#### RECORDS FOR THIS TASK:

= = =

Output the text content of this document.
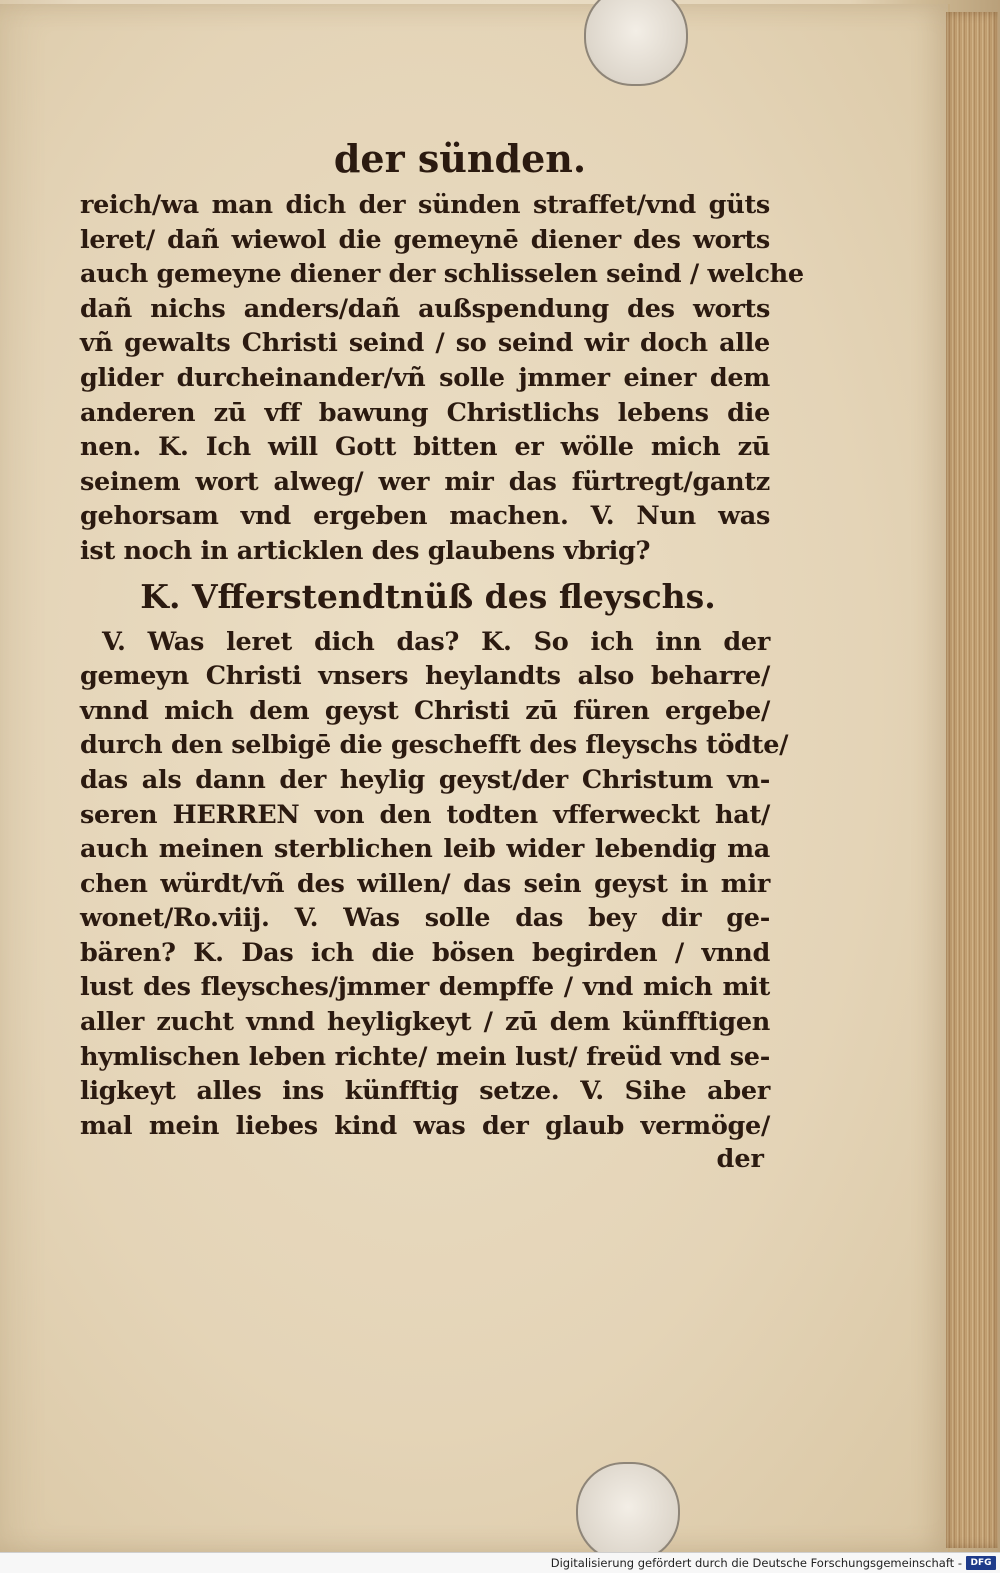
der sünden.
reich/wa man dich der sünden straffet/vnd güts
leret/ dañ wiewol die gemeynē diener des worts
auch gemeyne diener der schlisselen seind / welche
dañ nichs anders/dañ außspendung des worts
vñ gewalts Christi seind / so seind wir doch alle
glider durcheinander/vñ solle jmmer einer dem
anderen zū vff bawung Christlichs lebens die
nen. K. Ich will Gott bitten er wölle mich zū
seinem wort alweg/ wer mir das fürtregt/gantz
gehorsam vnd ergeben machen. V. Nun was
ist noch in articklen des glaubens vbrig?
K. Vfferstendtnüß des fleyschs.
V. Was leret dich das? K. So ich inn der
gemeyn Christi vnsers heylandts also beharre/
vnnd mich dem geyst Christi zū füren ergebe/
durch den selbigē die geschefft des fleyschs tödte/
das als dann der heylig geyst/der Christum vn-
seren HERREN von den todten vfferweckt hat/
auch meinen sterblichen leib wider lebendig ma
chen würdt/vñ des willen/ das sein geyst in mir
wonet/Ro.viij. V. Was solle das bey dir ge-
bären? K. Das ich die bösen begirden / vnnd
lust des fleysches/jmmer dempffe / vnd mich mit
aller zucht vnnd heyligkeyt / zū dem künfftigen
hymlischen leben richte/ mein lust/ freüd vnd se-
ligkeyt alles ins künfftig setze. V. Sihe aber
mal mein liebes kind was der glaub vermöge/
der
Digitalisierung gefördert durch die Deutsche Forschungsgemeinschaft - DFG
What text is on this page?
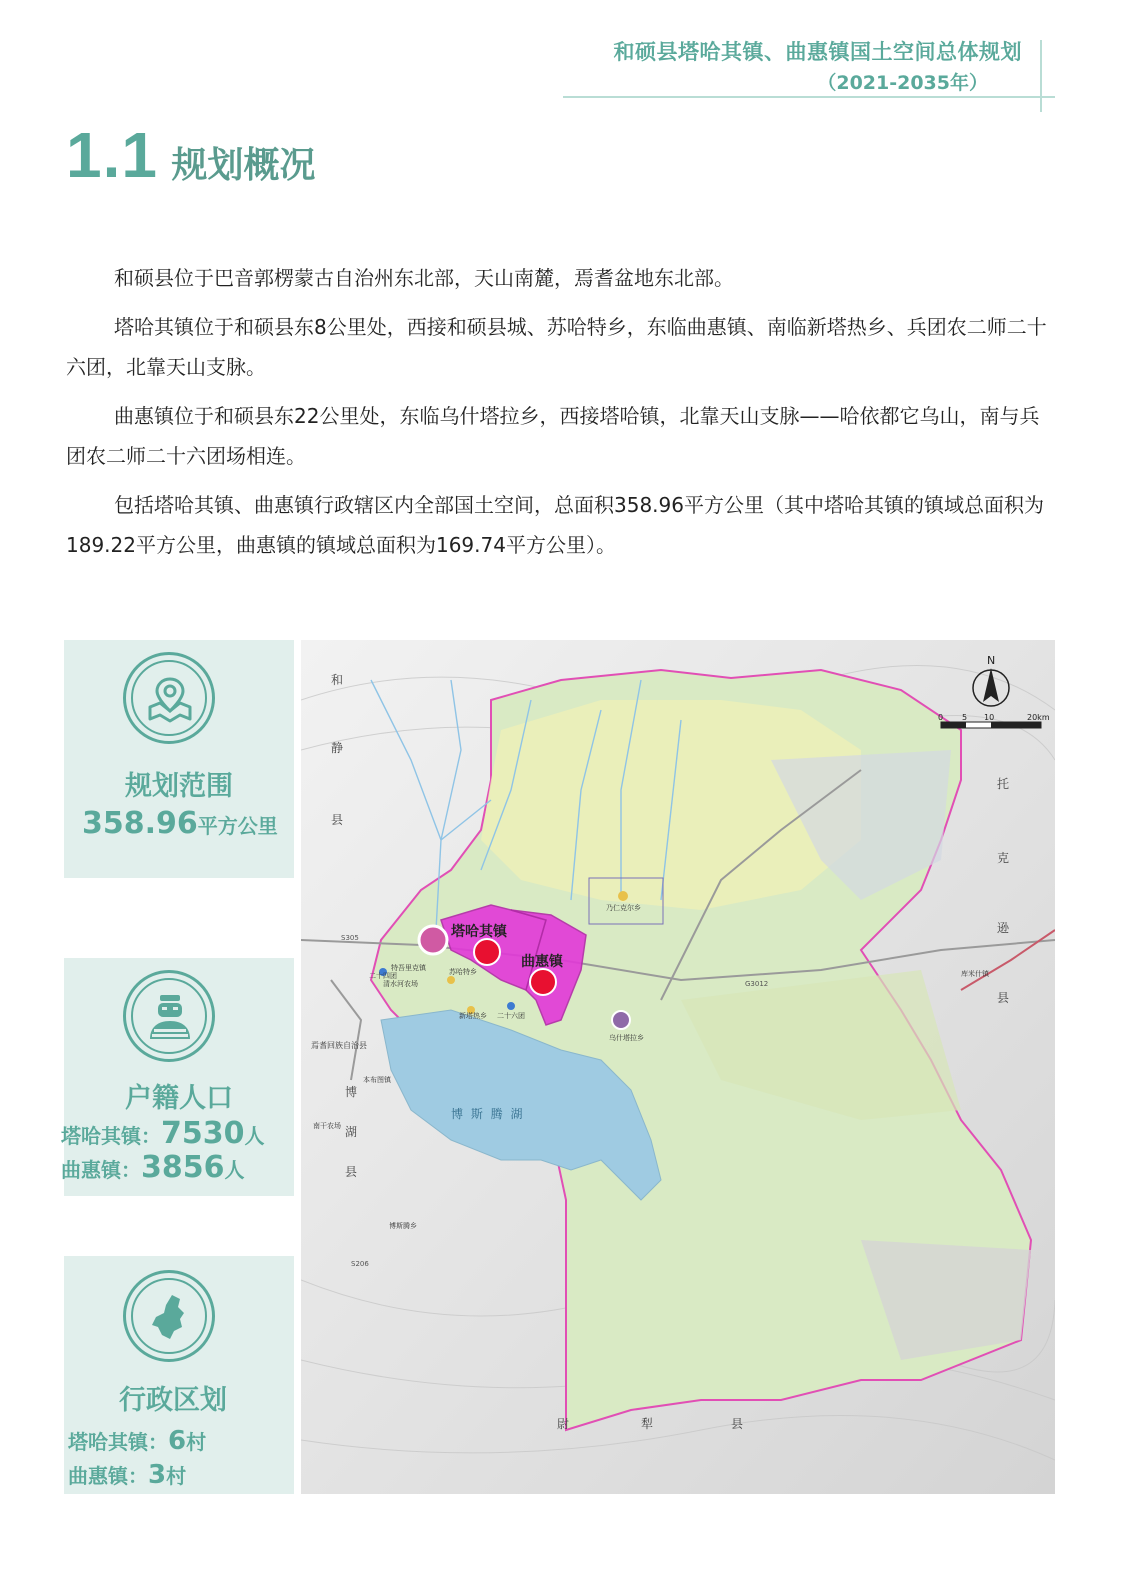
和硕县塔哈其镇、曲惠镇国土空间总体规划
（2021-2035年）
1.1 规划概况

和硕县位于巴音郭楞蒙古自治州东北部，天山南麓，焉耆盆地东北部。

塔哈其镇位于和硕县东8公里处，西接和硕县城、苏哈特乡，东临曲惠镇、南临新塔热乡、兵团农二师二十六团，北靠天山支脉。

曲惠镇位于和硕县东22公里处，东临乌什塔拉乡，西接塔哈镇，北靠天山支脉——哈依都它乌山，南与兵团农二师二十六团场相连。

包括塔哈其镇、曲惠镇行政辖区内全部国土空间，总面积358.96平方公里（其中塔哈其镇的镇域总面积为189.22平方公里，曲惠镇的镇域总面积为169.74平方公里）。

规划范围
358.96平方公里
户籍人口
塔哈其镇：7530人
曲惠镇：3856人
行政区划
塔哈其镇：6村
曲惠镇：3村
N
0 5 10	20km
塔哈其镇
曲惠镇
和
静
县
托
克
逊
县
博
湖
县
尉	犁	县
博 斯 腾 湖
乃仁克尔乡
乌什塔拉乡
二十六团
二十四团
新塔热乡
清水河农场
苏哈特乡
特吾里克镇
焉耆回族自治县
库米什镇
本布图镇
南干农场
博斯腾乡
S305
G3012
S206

= = =

#### YOUR TASK:
Retype all of the entries exactly as written, leaving out any images.

#### REPLY:
Output the text content of this document.
der sünden.
reich/wa man dich der sünden straffet/vnd güts
leret/ dañ wiewol die gemeynē diener des worts
auch gemeyne diener der schlisselen seind / welche
dañ nichs anders/dañ außspendung des worts
vñ gewalts Christi seind / so seind wir doch alle
glider durcheinander/vñ solle jmmer einer dem
anderen zū vff bawung Christlichs lebens die
nen. K. Ich will Gott bitten er wölle mich zū
seinem wort alweg/ wer mir das fürtregt/gantz
gehorsam vnd ergeben machen. V. Nun was
ist noch in articklen des glaubens vbrig?
K. Vfferstendtnüß des fleyschs.
V. Was leret dich das? K. So ich inn der
gemeyn Christi vnsers heylandts also beharre/
vnnd mich dem geyst Christi zū füren ergebe/
durch den selbigē die geschefft des fleyschs tödte/
das als dann der heylig geyst/der Christum vn-
seren HERREN von den todten vfferweckt hat/
auch meinen sterblichen leib wider lebendig ma
chen würdt/vñ des willen/ das sein geyst in mir
wonet/Ro.viij. V. Was solle das bey dir ge-
bären? K. Das ich die bösen begirden / vnnd
lust des fleysches/jmmer dempffe / vnd mich mit
aller zucht vnnd heyligkeyt / zū dem künfftigen
hymlischen leben richte/ mein lust/ freüd vnd se-
ligkeyt alles ins künfftig setze. V. Sihe aber
mal mein liebes kind was der glaub vermöge/
der
Digitalisierung gefördert durch die Deutsche Forschungsgemeinschaft - DFG
What text is on this page?
和硕县塔哈其镇、曲惠镇国土空间总体规划
（2021-2035年）
1.1 规划概况

和硕县位于巴音郭楞蒙古自治州东北部，天山南麓，焉耆盆地东北部。

塔哈其镇位于和硕县东8公里处，西接和硕县城、苏哈特乡，东临曲惠镇、南临新塔热乡、兵团农二师二十六团，北靠天山支脉。

曲惠镇位于和硕县东22公里处，东临乌什塔拉乡，西接塔哈镇，北靠天山支脉——哈依都它乌山，南与兵团农二师二十六团场相连。

包括塔哈其镇、曲惠镇行政辖区内全部国土空间，总面积358.96平方公里（其中塔哈其镇的镇域总面积为189.22平方公里，曲惠镇的镇域总面积为169.74平方公里）。

规划范围
358.96平方公里
户籍人口
塔哈其镇：7530人
曲惠镇：3856人
行政区划
塔哈其镇：6村
曲惠镇：3村
N
0 5 10	20km
塔哈其镇
曲惠镇
和
静
县
托
克
逊
县
博
湖
县
尉	犁	县
博 斯 腾 湖
乃仁克尔乡
乌什塔拉乡
二十六团
二十四团
新塔热乡
清水河农场
苏哈特乡
特吾里克镇
焉耆回族自治县
库米什镇
本布图镇
南干农场
博斯腾乡
S305
G3012
S206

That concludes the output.